▶ [REQUEST] Wherever a line holds the word "SAFE", copy that line out.

--- START MATERIAL PROVIDED ---

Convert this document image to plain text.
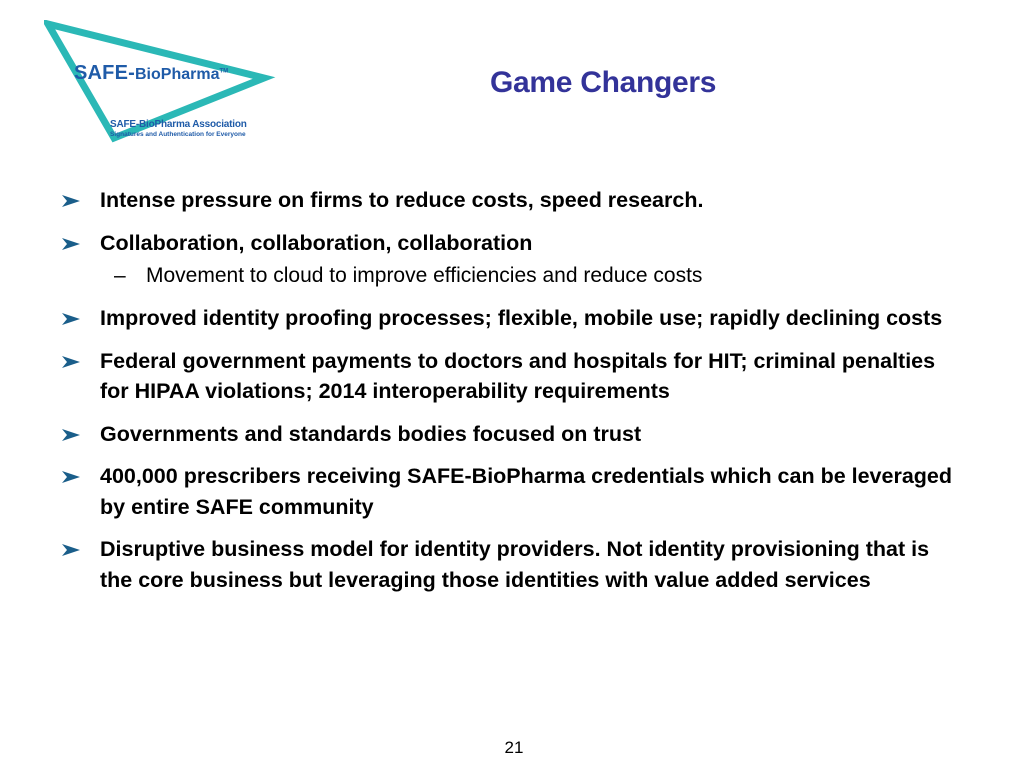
SAFE-BioPharma™
SAFE-BioPharma Association
Signatures and Authentication for Everyone
Game Changers
Intense pressure on firms to reduce costs, speed research.
Collaboration, collaboration, collaboration
– Movement to cloud to improve efficiencies and reduce costs
Improved identity proofing processes; flexible, mobile use; rapidly declining costs
Federal government payments to doctors and hospitals for HIT; criminal penalties for HIPAA violations; 2014 interoperability requirements
Governments and standards bodies focused on trust
400,000 prescribers receiving SAFE-BioPharma credentials which can be leveraged by entire SAFE community
Disruptive business model for identity providers. Not identity provisioning that is the core business but leveraging those identities with value added services
21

--- END MATERIAL PROVIDED ---

▶ [EXERCISE RESPONSE]
SAFE-BioPharma™
SAFE-BioPharma Association
400,000 prescribers receiving SAFE-BioPharma credentials which can be leveraged by entire SAFE community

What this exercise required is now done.